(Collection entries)
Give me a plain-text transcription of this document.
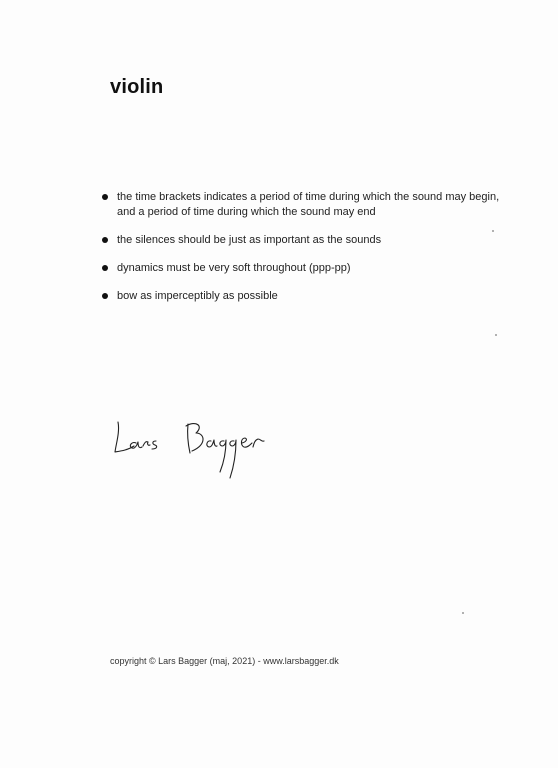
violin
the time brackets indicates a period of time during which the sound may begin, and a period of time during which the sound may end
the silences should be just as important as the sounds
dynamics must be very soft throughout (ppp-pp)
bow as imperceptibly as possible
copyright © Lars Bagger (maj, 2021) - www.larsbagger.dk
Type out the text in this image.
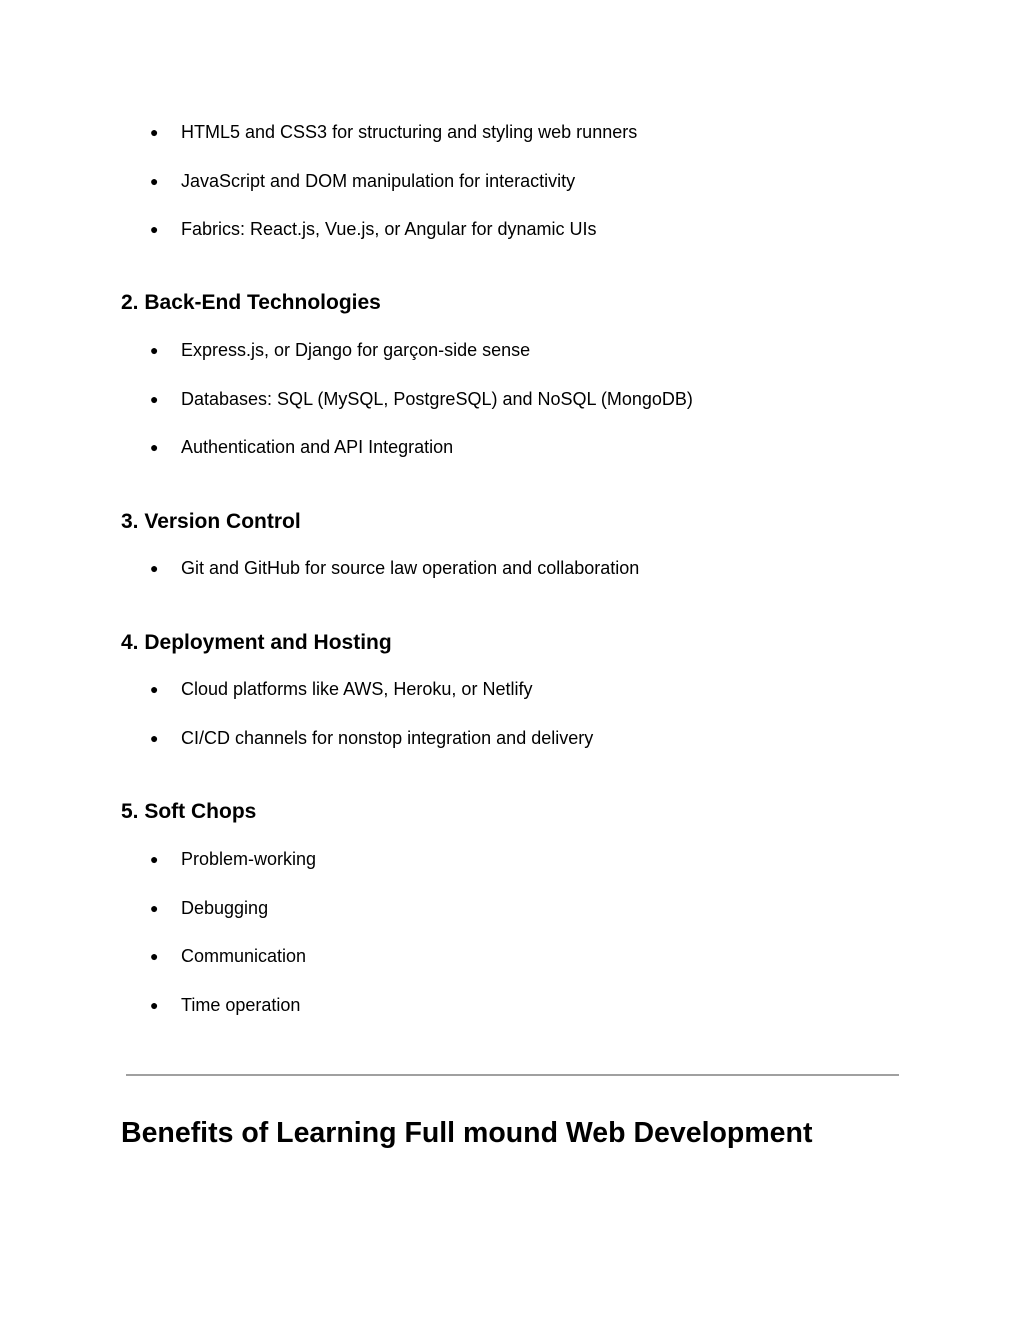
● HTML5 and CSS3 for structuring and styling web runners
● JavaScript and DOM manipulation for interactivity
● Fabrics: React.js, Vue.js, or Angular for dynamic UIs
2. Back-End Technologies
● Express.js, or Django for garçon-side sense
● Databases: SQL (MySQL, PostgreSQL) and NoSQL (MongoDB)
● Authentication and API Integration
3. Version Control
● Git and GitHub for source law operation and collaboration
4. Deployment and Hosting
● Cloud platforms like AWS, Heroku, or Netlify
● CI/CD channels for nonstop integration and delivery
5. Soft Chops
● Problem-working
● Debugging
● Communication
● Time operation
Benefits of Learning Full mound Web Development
* * *
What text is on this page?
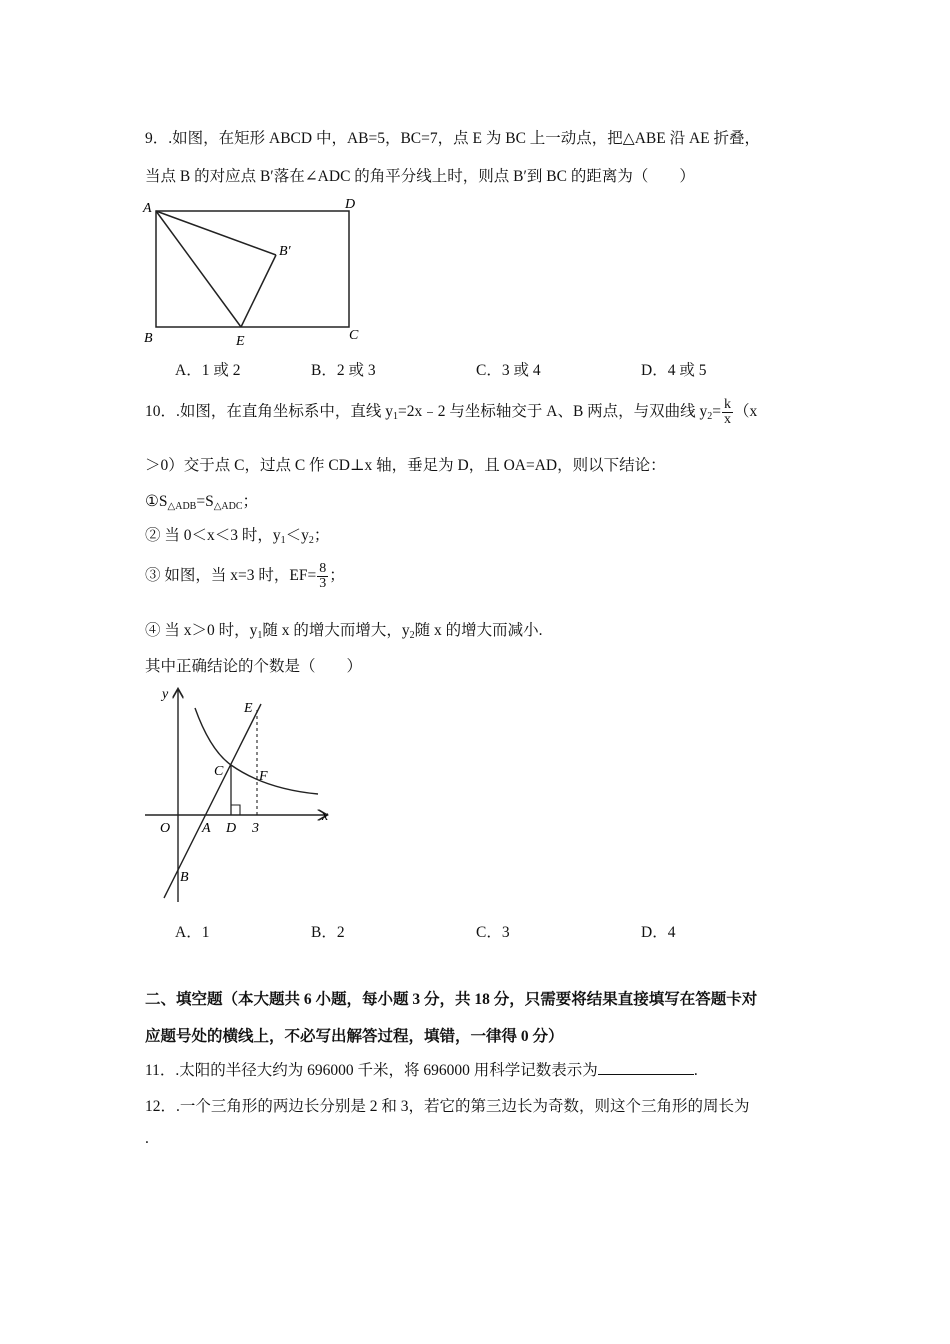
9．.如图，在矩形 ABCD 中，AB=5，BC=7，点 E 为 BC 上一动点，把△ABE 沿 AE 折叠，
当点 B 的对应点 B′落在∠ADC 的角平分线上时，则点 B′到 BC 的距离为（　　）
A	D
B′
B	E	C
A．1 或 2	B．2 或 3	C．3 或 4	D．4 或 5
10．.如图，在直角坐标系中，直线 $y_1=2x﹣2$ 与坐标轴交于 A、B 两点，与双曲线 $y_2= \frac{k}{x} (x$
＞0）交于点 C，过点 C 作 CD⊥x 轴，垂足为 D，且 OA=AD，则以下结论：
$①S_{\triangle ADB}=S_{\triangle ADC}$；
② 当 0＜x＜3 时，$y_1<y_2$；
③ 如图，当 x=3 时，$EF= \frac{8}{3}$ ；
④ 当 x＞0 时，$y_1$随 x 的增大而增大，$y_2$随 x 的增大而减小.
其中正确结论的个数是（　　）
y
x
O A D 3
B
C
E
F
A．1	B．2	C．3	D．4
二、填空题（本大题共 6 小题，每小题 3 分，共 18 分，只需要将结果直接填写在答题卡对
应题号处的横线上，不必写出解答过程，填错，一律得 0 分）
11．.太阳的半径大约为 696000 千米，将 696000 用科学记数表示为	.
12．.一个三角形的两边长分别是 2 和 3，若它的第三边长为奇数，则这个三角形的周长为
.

§ Problem to solve: Count every line above that holds the string "text" and give the total, nothing more.

§ Response below: 3